-- Begin --

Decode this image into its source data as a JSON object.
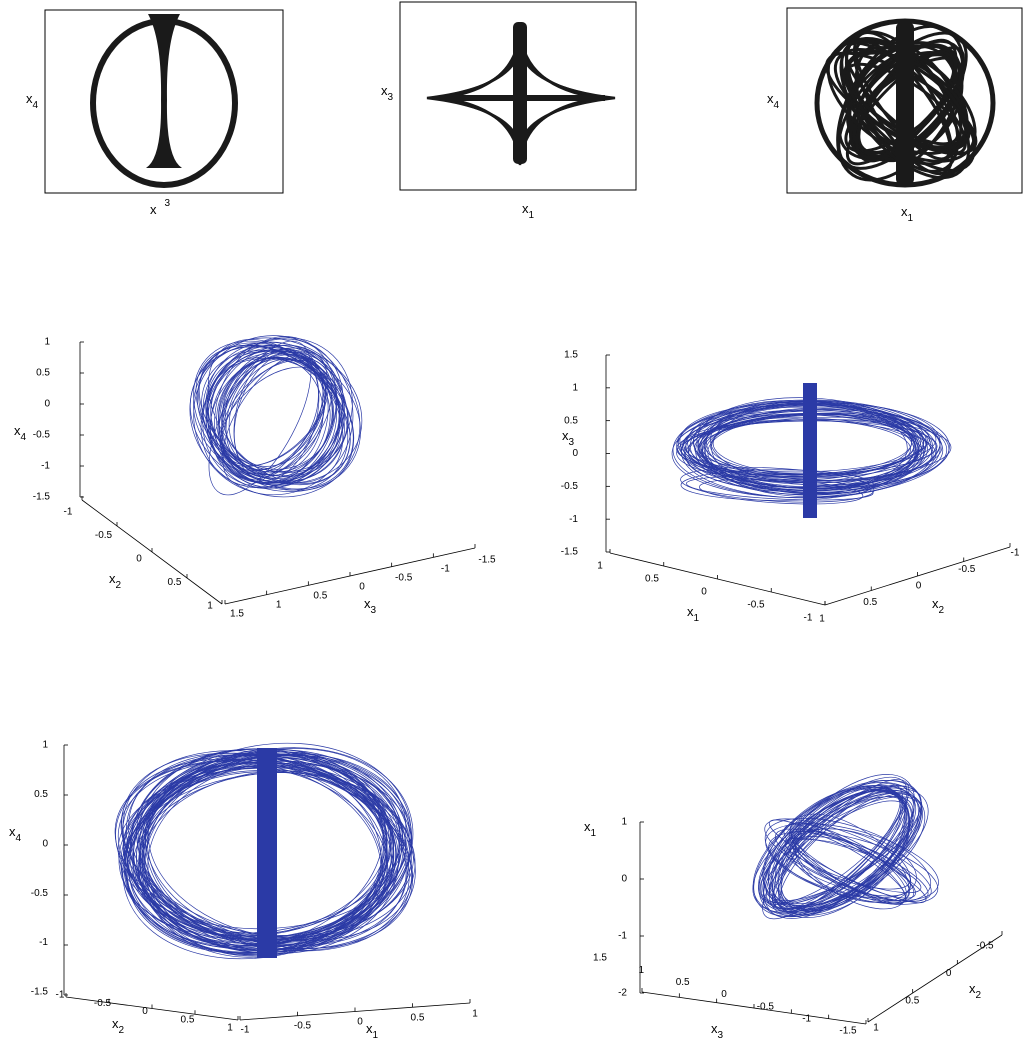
{
  "panels_2d": [
    {
      "ylabel": {
        "base": "x",
        "sub": "4"
      },
      "xlabel": {
        "base": "x",
        "sup": "3"
      }
    },
    {
      "ylabel": {
        "base": "x",
        "sub": "3"
      },
      "xlabel": {
        "base": "x",
        "sub": "1"
      }
    },
    {
      "ylabel": {
        "base": "x",
        "sub": "4"
      },
      "xlabel": {
        "base": "x",
        "sub": "1"
      }
    }
  ],
  "panels_3d": [
    {
      "vertical": {
        "label": {
          "base": "x",
          "sub": "4"
        },
        "ticks": [
          1,
          0.5,
          0,
          -0.5,
          -1,
          -1.5
        ]
      },
      "depth": {
        "label": {
          "base": "x",
          "sub": "2"
        },
        "ticks": [
          -1,
          -0.5,
          0,
          0.5,
          1
        ]
      },
      "width": {
        "label": {
          "base": "x",
          "sub": "3"
        },
        "ticks": [
          1.5,
          1,
          0.5,
          0,
          -0.5,
          -1,
          -1.5
        ]
      }
    },
    {
      "vertical": {
        "label": {
          "base": "x",
          "sub": "3"
        },
        "ticks": [
          1.5,
          1,
          0.5,
          0,
          -0.5,
          -1,
          -1.5
        ]
      },
      "depth": {
        "label": {
          "base": "x",
          "sub": "1"
        },
        "ticks": [
          1,
          0.5,
          0,
          -0.5,
          -1
        ]
      },
      "width": {
        "label": {
          "base": "x",
          "sub": "2"
        },
        "ticks": [
          1,
          0.5,
          0,
          -0.5,
          -1
        ]
      }
    },
    {
      "vertical": {
        "label": {
          "base": "x",
          "sub": "4"
        },
        "ticks": [
          1,
          0.5,
          0,
          -0.5,
          -1,
          -1.5
        ]
      },
      "depth": {
        "label": {
          "base": "x",
          "sub": "2"
        },
        "ticks": [
          -1,
          -0.5,
          0,
          0.5,
          1
        ]
      },
      "width": {
        "label": {
          "base": "x",
          "sub": "1"
        },
        "ticks": [
          -1,
          -0.5,
          0,
          0.5,
          1
        ]
      }
    },
    {
      "vertical": {
        "label": {
          "base": "x",
          "sub": "1"
        },
        "ticks": [
          1,
          0,
          -1,
          -2
        ]
      },
      "depth": {
        "label": {
          "base": "x",
          "sub": "3"
        },
        "ticks": [
          1.5,
          1,
          0.5,
          0,
          -0.5,
          -1,
          -1.5
        ]
      },
      "width": {
        "label": {
          "base": "x",
          "sub": "2"
        },
        "ticks": [
          1,
          0.5,
          0,
          -0.5
        ]
      }
    }
  ]
}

-- End --

#### [Your instructions]
Your task is an exact transcription of all the data, minus the pictures.

#### [Result of this exercise]
Decode this image into its source data as a JSON object.
{
  "panels_2d": [
    {
      "ylabel": {
        "base": "x",
        "sub": "4"
      },
      "xlabel": {
        "base": "x",
        "sup": "3"
      }
    },
    {
      "ylabel": {
        "base": "x",
        "sub": "3"
      },
      "xlabel": {
        "base": "x",
        "sub": "1"
      }
    },
    {
      "ylabel": {
        "base": "x",
        "sub": "4"
      },
      "xlabel": {
        "base": "x",
        "sub": "1"
      }
    }
  ],
  "panels_3d": [
    {
      "vertical": {
        "label": {
          "base": "x",
          "sub": "4"
        },
        "ticks": [
          1,
          0.5,
          0,
          -0.5,
          -1,
          -1.5
        ]
      },
      "depth": {
        "label": {
          "base": "x",
          "sub": "2"
        },
        "ticks": [
          -1,
          -0.5,
          0,
          0.5,
          1
        ]
      },
      "width": {
        "label": {
          "base": "x",
          "sub": "3"
        },
        "ticks": [
          1.5,
          1,
          0.5,
          0,
          -0.5,
          -1,
          -1.5
        ]
      }
    },
    {
      "vertical": {
        "label": {
          "base": "x",
          "sub": "3"
        },
        "ticks": [
          1.5,
          1,
          0.5,
          0,
          -0.5,
          -1,
          -1.5
        ]
      },
      "depth": {
        "label": {
          "base": "x",
          "sub": "1"
        },
        "ticks": [
          1,
          0.5,
          0,
          -0.5,
          -1
        ]
      },
      "width": {
        "label": {
          "base": "x",
          "sub": "2"
        },
        "ticks": [
          1,
          0.5,
          0,
          -0.5,
          -1
        ]
      }
    },
    {
      "vertical": {
        "label": {
          "base": "x",
          "sub": "4"
        },
        "ticks": [
          1,
          0.5,
          0,
          -0.5,
          -1,
          -1.5
        ]
      },
      "depth": {
        "label": {
          "base": "x",
          "sub": "2"
        },
        "ticks": [
          -1,
          -0.5,
          0,
          0.5,
          1
        ]
      },
      "width": {
        "label": {
          "base": "x",
          "sub": "1"
        },
        "ticks": [
          -1,
          -0.5,
          0,
          0.5,
          1
        ]
      }
    },
    {
      "vertical": {
        "label": {
          "base": "x",
          "sub": "1"
        },
        "ticks": [
          1,
          0,
          -1,
          -2
        ]
      },
      "depth": {
        "label": {
          "base": "x",
          "sub": "3"
        },
        "ticks": [
          1.5,
          1,
          0.5,
          0,
          -0.5,
          -1,
          -1.5
        ]
      },
      "width": {
        "label": {
          "base": "x",
          "sub": "2"
        },
        "ticks": [
          1,
          0.5,
          0,
          -0.5
        ]
      }
    }
  ]
}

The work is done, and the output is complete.